What the task requires: In the listing below, locate the lines bearing the word "化工和危险化学品生产经营单位重大生产安全事故隐患判定标准". Copy every one of them.

Provided data:
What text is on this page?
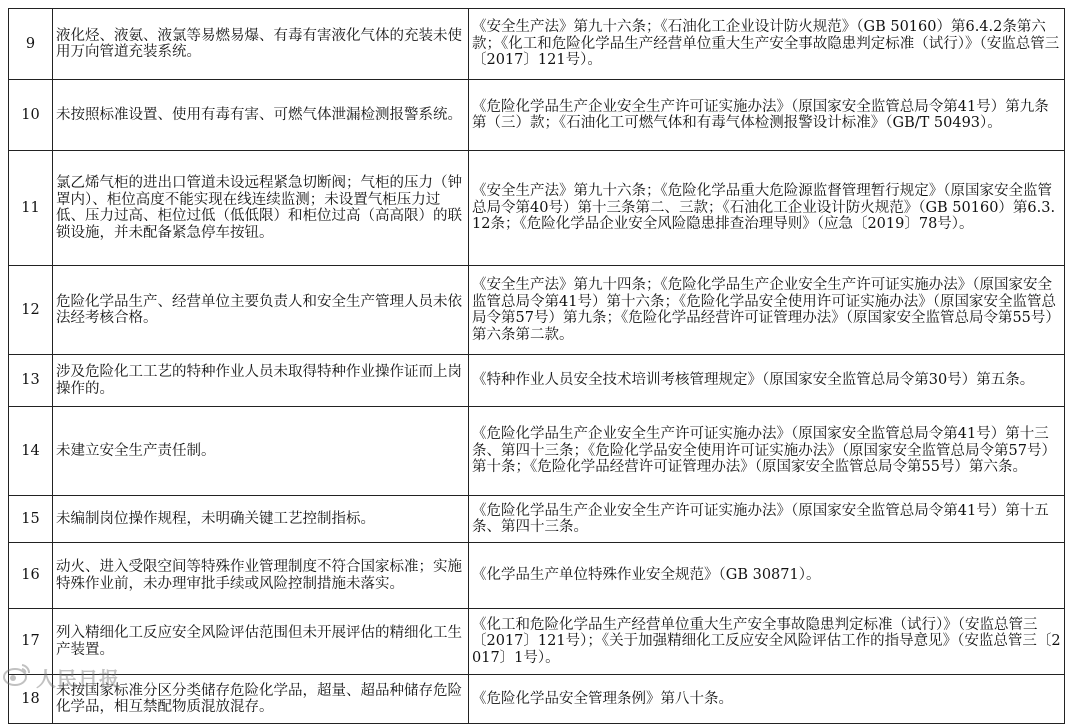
9	液化烃、液氨、液氯等易燃易爆、有毒有害液化气体的充装未使用万向管道充装系统。	《安全生产法》第九十六条；《石油化工企业设计防火规范》（GB 50160）第6.4.2条第六款；《化工和危险化学品生产经营单位重大生产安全事故隐患判定标准（试行）》（安监总管三〔2017〕121号）。
10	未按照标准设置、使用有毒有害、可燃气体泄漏检测报警系统。	《危险化学品生产企业安全生产许可证实施办法》（原国家安全监管总局令第41号）第九条第（三）款；《石油化工可燃气体和有毒气体检测报警设计标准》（GB/T 50493）。
11	氯乙烯气柜的进出口管道未设远程紧急切断阀；气柜的压力（钟罩内）、柜位高度不能实现在线连续监测；未设置气柜压力过低、压力过高、柜位过低（低低限）和柜位过高（高高限）的联锁设施，并未配备紧急停车按钮。	《安全生产法》第九十六条；《危险化学品重大危险源监督管理暂行规定》（原国家安全监管总局令第40号）第十三条第二、三款；《石油化工企业设计防火规范》（GB 50160）第6.3.12条；《危险化学品企业安全风险隐患排查治理导则》（应急〔2019〕78号）。
12	危险化学品生产、经营单位主要负责人和安全生产管理人员未依法经考核合格。	《安全生产法》第九十四条；《危险化学品生产企业安全生产许可证实施办法》（原国家安全监管总局令第41号）第十六条；《危险化学品安全使用许可证实施办法》（原国家安全监管总局令第57号）第九条；《危险化学品经营许可证管理办法》（原国家安全监管总局令第55号）第六条第二款。
13	涉及危险化工工艺的特种作业人员未取得特种作业操作证而上岗操作的。	《特种作业人员安全技术培训考核管理规定》（原国家安全监管总局令第30号）第五条。
14	未建立安全生产责任制。	《危险化学品生产企业安全生产许可证实施办法》（原国家安全监管总局令第41号）第十三条、第四十三条；《危险化学品安全使用许可证实施办法》（原国家安全监管总局令第57号）第十条；《危险化学品经营许可证管理办法》（原国家安全监管总局令第55号）第六条。
15	未编制岗位操作规程，未明确关键工艺控制指标。	《危险化学品生产企业安全生产许可证实施办法》（原国家安全监管总局令第41号）第十五条、第四十三条。
16	动火、进入受限空间等特殊作业管理制度不符合国家标准；实施特殊作业前，未办理审批手续或风险控制措施未落实。	《化学品生产单位特殊作业安全规范》（GB 30871）。
17	列入精细化工反应安全风险评估范围但未开展评估的精细化工生产装置。	《化工和危险化学品生产经营单位重大生产安全事故隐患判定标准（试行）》（安监总管三〔2017〕121号）；《关于加强精细化工反应安全风险评估工作的指导意见》（安监总管三〔2017〕1号）。
18	未按国家标准分区分类储存危险化学品，超量、超品种储存危险化学品，相互禁配物质混放混存。	《危险化学品安全管理条例》第八十条。
人民日报
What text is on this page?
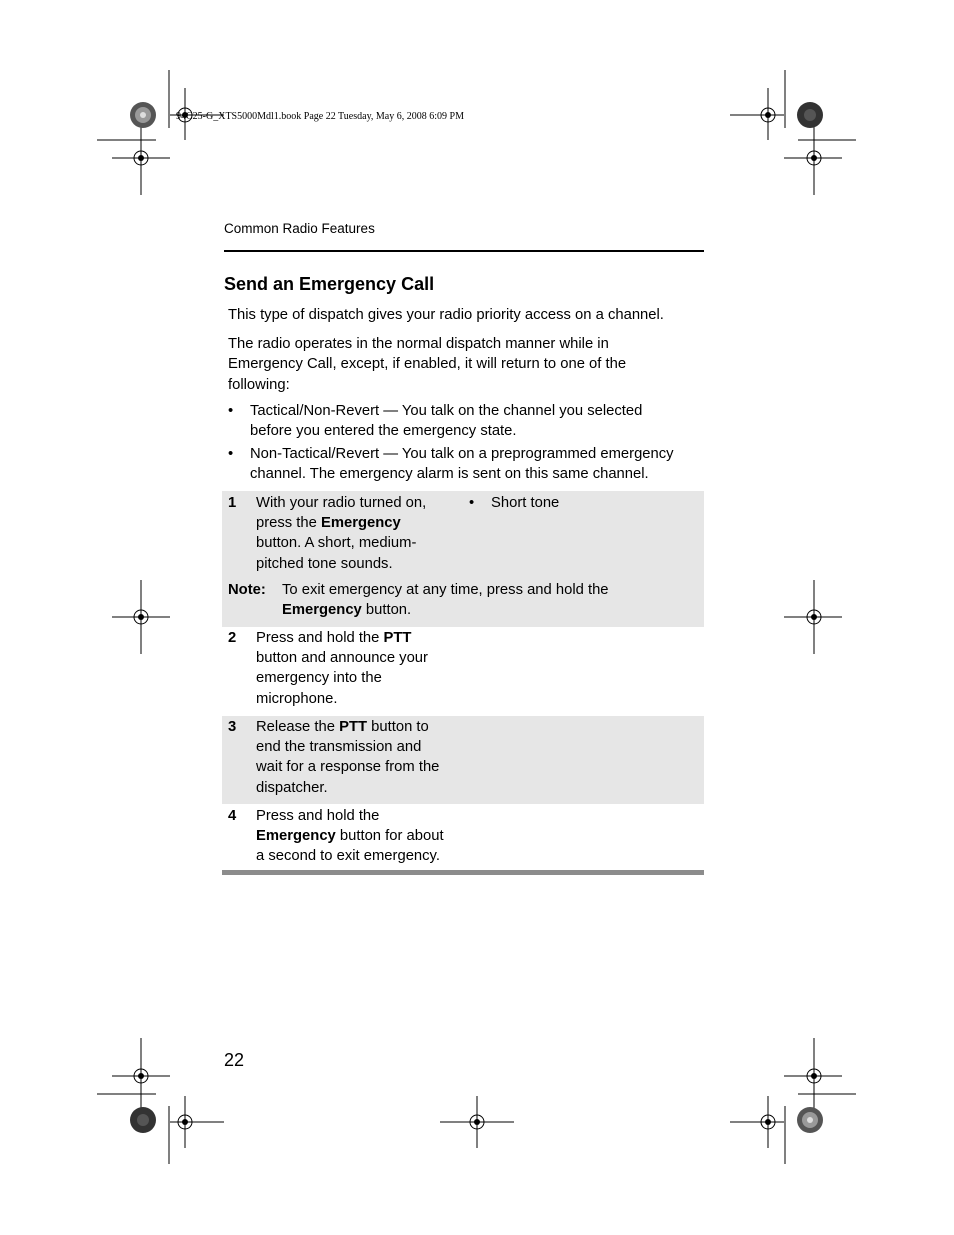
94C25-G_XTS5000Mdl1.book Page 22 Tuesday, May 6, 2008 6:09 PM
Common Radio Features
Send an Emergency Call
This type of dispatch gives your radio priority access on a channel.
The radio operates in the normal dispatch manner while in
Emergency Call, except, if enabled, it will return to one of the
following:
• Tactical/Non-Revert — You talk on the channel you selected
before you entered the emergency state.
• Non-Tactical/Revert — You talk on a preprogrammed emergency
channel. The emergency alarm is sent on this same channel.
1 With your radio turned on,
press the Emergency
button. A short, medium-
pitched tone sounds.
• Short tone
Note: To exit emergency at any time, press and hold the
Emergency button.
2 Press and hold the PTT
button and announce your
emergency into the
microphone.
3 Release the PTT button to
end the transmission and
wait for a response from the
dispatcher.
4 Press and hold the
Emergency button for about
a second to exit emergency.
22
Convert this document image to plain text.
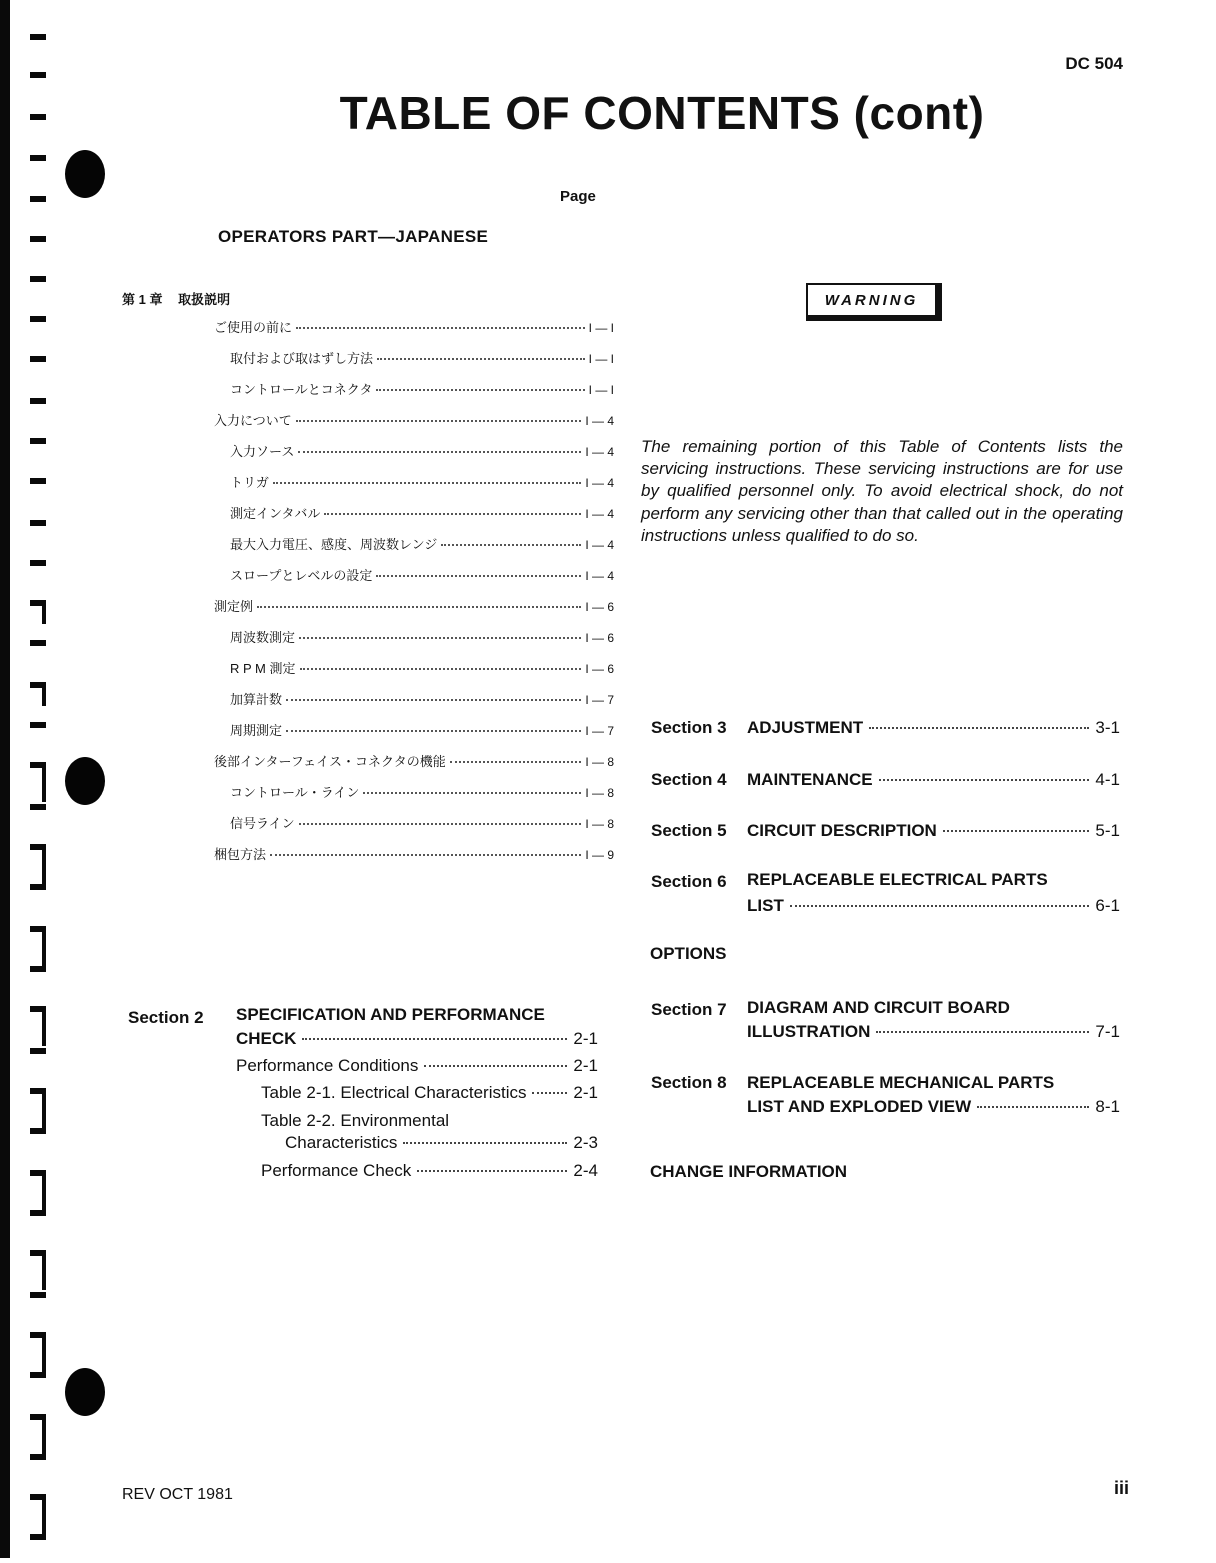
DC 504
TABLE OF CONTENTS (cont)
Page
OPERATORS PART—JAPANESE
第 1 章 取扱説明
ご使用の前に	I — I
取付および取はずし方法	I — I
コントロールとコネクタ	I — I
入力について	I — 4
入力ソース	I — 4
トリガ	I — 4
測定インタバル	I — 4
最大入力電圧、感度、周波数レンジ	I — 4
スロープとレベルの設定	I — 4
測定例	I — 6
周波数測定	I — 6
R P M 測定	I — 6
加算計数	I — 7
周期測定	I — 7
後部インターフェイス・コネクタの機能	I — 8
コントロール・ライン	I — 8
信号ライン	I — 8
梱包方法	I — 9
WARNING
The remaining portion of this Table of Contents lists the servicing instructions. These servicing instructions are for use by qualified personnel only. To avoid electrical shock, do not perform any servicing other than that called out in the operating instructions unless qualified to do so.
Section 2 SPECIFICATION AND PERFORMANCE
CHECK	2-1
Performance Conditions	2-1
Table 2-1. Electrical Characteristics	2-1
Table 2-2. Environmental
Characteristics	2-3
Performance Check	2-4
Section 3 ADJUSTMENT	3-1
Section 4 MAINTENANCE	4-1
Section 5 CIRCUIT DESCRIPTION	5-1
Section 6 REPLACEABLE ELECTRICAL PARTS
LIST	6-1
OPTIONS
Section 7 DIAGRAM AND CIRCUIT BOARD
ILLUSTRATION	7-1
Section 8 REPLACEABLE MECHANICAL PARTS
LIST AND EXPLODED VIEW	8-1
CHANGE INFORMATION
REV OCT 1981	iii
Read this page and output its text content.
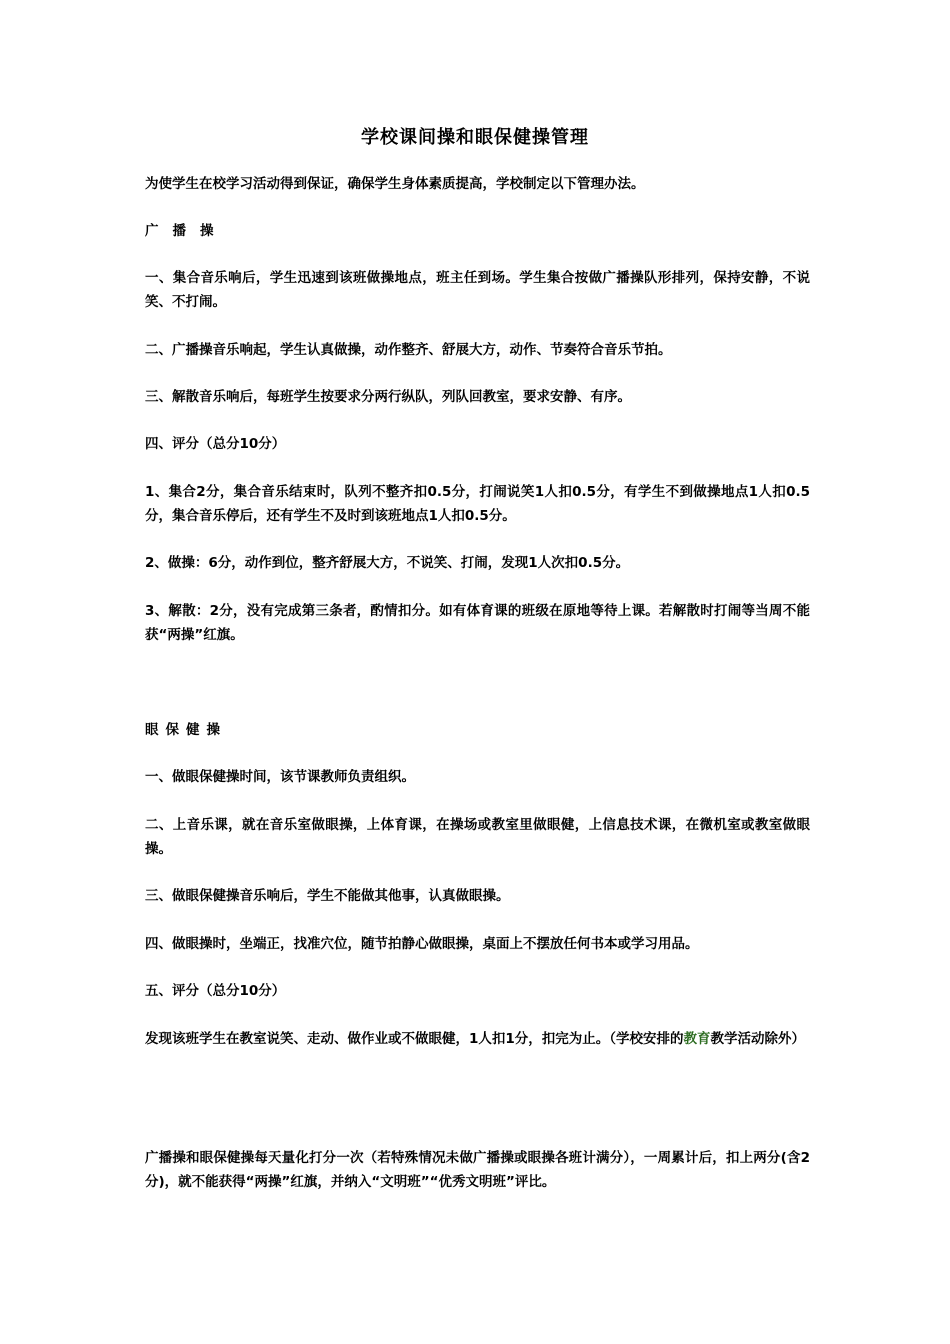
学校课间操和眼保健操管理
为使学生在校学习活动得到保证，确保学生身体素质提高，学校制定以下管理办法。
广播操
一、集合音乐响后，学生迅速到该班做操地点，班主任到场。学生集合按做广播操队形排列，保持安静，不说笑、不打闹。
二、广播操音乐响起，学生认真做操，动作整齐、舒展大方，动作、节奏符合音乐节拍。
三、解散音乐响后，每班学生按要求分两行纵队，列队回教室，要求安静、有序。
四、评分（总分10分）
1、集合2分，集合音乐结束时，队列不整齐扣0.5分，打闹说笑1人扣0.5分，有学生不到做操地点1人扣0.5分，集合音乐停后，还有学生不及时到该班地点1人扣0.5分。
2、做操：6分，动作到位，整齐舒展大方，不说笑、打闹，发现1人次扣0.5分。
3、解散：2分，没有完成第三条者，酌情扣分。如有体育课的班级在原地等待上课。若解散时打闹等当周不能获“两操”红旗。
眼保健操
一、做眼保健操时间，该节课教师负责组织。
二、上音乐课，就在音乐室做眼操，上体育课，在操场或教室里做眼健，上信息技术课，在微机室或教室做眼操。
三、做眼保健操音乐响后，学生不能做其他事，认真做眼操。
四、做眼操时，坐端正，找准穴位，随节拍静心做眼操，桌面上不摆放任何书本或学习用品。
五、评分（总分10分）
发现该班学生在教室说笑、走动、做作业或不做眼健，1人扣1分，扣完为止。（学校安排的教育教学活动除外）
广播操和眼保健操每天量化打分一次（若特殊情况未做广播操或眼操各班计满分），一周累计后，扣上两分(含2分)，就不能获得“两操”红旗，并纳入“文明班”“优秀文明班”评比。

Answer to this exercise:
9	液化烃、液氨、液氯等易燃易爆、有毒有害液化气体的充装未使用万向管道充装系统。	《安全生产法》第九十六条；《石油化工企业设计防火规范》（GB 50160）第6.4.2条第六款；《化工和危险化学品生产经营单位重大生产安全事故隐患判定标准（试行）》（安监总管三〔2017〕121号）。
17	列入精细化工反应安全风险评估范围但未开展评估的精细化工生产装置。	《化工和危险化学品生产经营单位重大生产安全事故隐患判定标准（试行）》（安监总管三〔2017〕121号）；《关于加强精细化工反应安全风险评估工作的指导意见》（安监总管三〔2017〕1号）。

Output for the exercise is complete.